TASK OBJECTIVE >> Write out the listing beneath this instruction in its entirety, exactly as it reads.

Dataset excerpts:
━━━━━━━━━━━━━━━━━━━━

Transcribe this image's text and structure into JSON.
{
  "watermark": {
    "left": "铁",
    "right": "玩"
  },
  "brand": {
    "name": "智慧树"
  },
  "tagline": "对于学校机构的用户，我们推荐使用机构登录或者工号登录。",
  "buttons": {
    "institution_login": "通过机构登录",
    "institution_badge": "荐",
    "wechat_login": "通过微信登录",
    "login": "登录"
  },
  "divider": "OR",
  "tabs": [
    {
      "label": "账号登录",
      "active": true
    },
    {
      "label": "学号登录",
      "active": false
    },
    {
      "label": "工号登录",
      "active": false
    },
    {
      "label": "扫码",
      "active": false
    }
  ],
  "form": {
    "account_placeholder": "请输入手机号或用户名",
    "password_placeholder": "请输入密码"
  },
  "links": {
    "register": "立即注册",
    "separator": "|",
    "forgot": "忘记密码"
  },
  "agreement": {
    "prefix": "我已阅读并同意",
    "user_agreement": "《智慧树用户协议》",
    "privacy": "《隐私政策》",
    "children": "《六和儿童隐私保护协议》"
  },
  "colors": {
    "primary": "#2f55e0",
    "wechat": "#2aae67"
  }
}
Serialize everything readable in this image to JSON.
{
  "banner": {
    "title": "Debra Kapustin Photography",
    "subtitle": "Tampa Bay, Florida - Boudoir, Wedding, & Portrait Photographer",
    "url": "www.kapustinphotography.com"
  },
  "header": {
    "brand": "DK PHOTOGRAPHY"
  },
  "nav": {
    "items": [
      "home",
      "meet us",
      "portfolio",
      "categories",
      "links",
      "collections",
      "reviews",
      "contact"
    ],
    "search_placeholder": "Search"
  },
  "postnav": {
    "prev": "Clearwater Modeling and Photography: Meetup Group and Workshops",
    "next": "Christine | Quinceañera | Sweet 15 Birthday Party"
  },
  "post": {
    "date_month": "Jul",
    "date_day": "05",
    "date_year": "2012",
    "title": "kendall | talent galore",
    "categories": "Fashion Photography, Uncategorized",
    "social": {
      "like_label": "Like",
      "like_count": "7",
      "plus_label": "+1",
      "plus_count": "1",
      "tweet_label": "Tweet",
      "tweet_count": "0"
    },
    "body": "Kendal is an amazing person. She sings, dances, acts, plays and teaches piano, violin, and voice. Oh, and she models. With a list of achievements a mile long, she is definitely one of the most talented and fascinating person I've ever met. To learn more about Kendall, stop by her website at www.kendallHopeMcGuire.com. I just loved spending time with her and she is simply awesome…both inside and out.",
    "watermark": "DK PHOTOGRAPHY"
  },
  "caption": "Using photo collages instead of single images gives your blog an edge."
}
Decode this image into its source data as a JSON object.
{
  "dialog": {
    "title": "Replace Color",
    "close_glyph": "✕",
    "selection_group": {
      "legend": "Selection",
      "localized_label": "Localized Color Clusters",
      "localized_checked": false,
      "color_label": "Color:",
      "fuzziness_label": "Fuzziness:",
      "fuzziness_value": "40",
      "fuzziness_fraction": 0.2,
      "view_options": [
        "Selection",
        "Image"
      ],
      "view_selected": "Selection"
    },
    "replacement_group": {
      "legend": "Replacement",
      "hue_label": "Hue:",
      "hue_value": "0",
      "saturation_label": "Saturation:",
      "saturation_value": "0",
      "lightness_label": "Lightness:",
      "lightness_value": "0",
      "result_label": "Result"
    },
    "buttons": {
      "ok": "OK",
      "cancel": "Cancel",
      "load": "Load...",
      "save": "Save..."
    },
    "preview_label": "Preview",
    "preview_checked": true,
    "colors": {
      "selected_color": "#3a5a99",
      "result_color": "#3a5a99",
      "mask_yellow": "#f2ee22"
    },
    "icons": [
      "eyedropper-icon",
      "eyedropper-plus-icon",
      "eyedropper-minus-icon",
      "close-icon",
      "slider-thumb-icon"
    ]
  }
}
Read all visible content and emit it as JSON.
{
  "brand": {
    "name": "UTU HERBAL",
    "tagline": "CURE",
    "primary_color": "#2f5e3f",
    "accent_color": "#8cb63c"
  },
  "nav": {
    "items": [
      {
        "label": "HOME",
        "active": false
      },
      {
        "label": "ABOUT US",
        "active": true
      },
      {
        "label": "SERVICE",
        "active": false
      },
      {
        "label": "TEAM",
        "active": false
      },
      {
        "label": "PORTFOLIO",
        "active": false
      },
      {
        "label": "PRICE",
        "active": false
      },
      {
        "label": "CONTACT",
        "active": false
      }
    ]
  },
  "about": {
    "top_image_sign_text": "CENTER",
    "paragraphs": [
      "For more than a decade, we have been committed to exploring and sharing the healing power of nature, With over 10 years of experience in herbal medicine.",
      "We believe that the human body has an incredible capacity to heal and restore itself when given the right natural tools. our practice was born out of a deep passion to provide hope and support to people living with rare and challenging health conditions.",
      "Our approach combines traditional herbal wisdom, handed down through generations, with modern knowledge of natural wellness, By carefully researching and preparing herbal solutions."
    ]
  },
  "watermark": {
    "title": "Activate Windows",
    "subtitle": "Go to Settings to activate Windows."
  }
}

━━━━━━━━━━━━━━━━━━━━

CORRECT ANSWER >>
Transcribe this image's text and structure into JSON.
{
  "watermark": {
    "left": "铁",
    "right": "玩"
  },
  "brand": {
    "name": "智慧树"
  },
  "tagline": "对于学校机构的用户，我们推荐使用机构登录或者工号登录。",
  "buttons": {
    "institution_login": "通过机构登录",
    "institution_badge": "荐",
    "wechat_login": "通过微信登录",
    "login": "登录"
  },
  "divider": "OR",
  "tabs": [
    {
      "label": "账号登录",
      "active": true
    },
    {
      "label": "学号登录",
      "active": false
    },
    {
      "label": "工号登录",
      "active": false
    },
    {
      "label": "扫码",
      "active": false
    }
  ],
  "form": {
    "account_placeholder": "请输入手机号或用户名",
    "password_placeholder": "请输入密码"
  },
  "links": {
    "register": "立即注册",
    "separator": "|",
    "forgot": "忘记密码"
  },
  "agreement": {
    "prefix": "我已阅读并同意",
    "user_agreement": "《智慧树用户协议》",
    "privacy": "《隐私政策》",
    "children": "《六和儿童隐私保护协议》"
  },
  "colors": {
    "primary": "#2f55e0",
    "wechat": "#2aae67"
  }
}
Serialize everything readable in this image to JSON.
{
  "banner": {
    "title": "Debra Kapustin Photography",
    "subtitle": "Tampa Bay, Florida - Boudoir, Wedding, & Portrait Photographer",
    "url": "www.kapustinphotography.com"
  },
  "header": {
    "brand": "DK PHOTOGRAPHY"
  },
  "nav": {
    "items": [
      "home",
      "meet us",
      "portfolio",
      "categories",
      "links",
      "collections",
      "reviews",
      "contact"
    ],
    "search_placeholder": "Search"
  },
  "postnav": {
    "prev": "Clearwater Modeling and Photography: Meetup Group and Workshops",
    "next": "Christine | Quinceañera | Sweet 15 Birthday Party"
  },
  "post": {
    "date_month": "Jul",
    "date_day": "05",
    "date_year": "2012",
    "title": "kendall | talent galore",
    "categories": "Fashion Photography, Uncategorized",
    "social": {
      "like_label": "Like",
      "like_count": "7",
      "plus_label": "+1",
      "plus_count": "1",
      "tweet_label": "Tweet",
      "tweet_count": "0"
    },
    "body": "Kendal is an amazing person. She sings, dances, acts, plays and teaches piano, violin, and voice. Oh, and she models. With a list of achievements a mile long, she is definitely one of the most talented and fascinating person I've ever met. To learn more about Kendall, stop by her website at www.kendallHopeMcGuire.com. I just loved spending time with her and she is simply awesome…both inside and out.",
    "watermark": "DK PHOTOGRAPHY"
  },
  "caption": "Using photo collages instead of single images gives your blog an edge."
}
Decode this image into its source data as a JSON object.
{
  "dialog": {
    "title": "Replace Color",
    "close_glyph": "✕",
    "selection_group": {
      "legend": "Selection",
      "localized_label": "Localized Color Clusters",
      "localized_checked": false,
      "color_label": "Color:",
      "fuzziness_label": "Fuzziness:",
      "fuzziness_value": "40",
      "fuzziness_fraction": 0.2,
      "view_options": [
        "Selection",
        "Image"
      ],
      "view_selected": "Selection"
    },
    "replacement_group": {
      "legend": "Replacement",
      "hue_label": "Hue:",
      "hue_value": "0",
      "saturation_label": "Saturation:",
      "saturation_value": "0",
      "lightness_label": "Lightness:",
      "lightness_value": "0",
      "result_label": "Result"
    },
    "buttons": {
      "ok": "OK",
      "cancel": "Cancel",
      "load": "Load...",
      "save": "Save..."
    },
    "preview_label": "Preview",
    "preview_checked": true,
    "colors": {
      "selected_color": "#3a5a99",
      "result_color": "#3a5a99",
      "mask_yellow": "#f2ee22"
    },
    "icons": [
      "eyedropper-icon",
      "eyedropper-plus-icon",
      "eyedropper-minus-icon",
      "close-icon",
      "slider-thumb-icon"
    ]
  }
}
Read all visible content and emit it as JSON.
{
  "brand": {
    "name": "UTU HERBAL",
    "tagline": "CURE",
    "primary_color": "#2f5e3f",
    "accent_color": "#8cb63c"
  },
  "nav": {
    "items": [
      {
        "label": "HOME",
        "active": false
      },
      {
        "label": "ABOUT US",
        "active": true
      },
      {
        "label": "SERVICE",
        "active": false
      },
      {
        "label": "TEAM",
        "active": false
      },
      {
        "label": "PORTFOLIO",
        "active": false
      },
      {
        "label": "PRICE",
        "active": false
      },
      {
        "label": "CONTACT",
        "active": false
      }
    ]
  },
  "about": {
    "top_image_sign_text": "CENTER",
    "paragraphs": [
      "For more than a decade, we have been committed to exploring and sharing the healing power of nature, With over 10 years of experience in herbal medicine.",
      "We believe that the human body has an incredible capacity to heal and restore itself when given the right natural tools. our practice was born out of a deep passion to provide hope and support to people living with rare and challenging health conditions.",
      "Our approach combines traditional herbal wisdom, handed down through generations, with modern knowledge of natural wellness, By carefully researching and preparing herbal solutions."
    ]
  },
  "watermark": {
    "title": "Activate Windows",
    "subtitle": "Go to Settings to activate Windows."
  }
}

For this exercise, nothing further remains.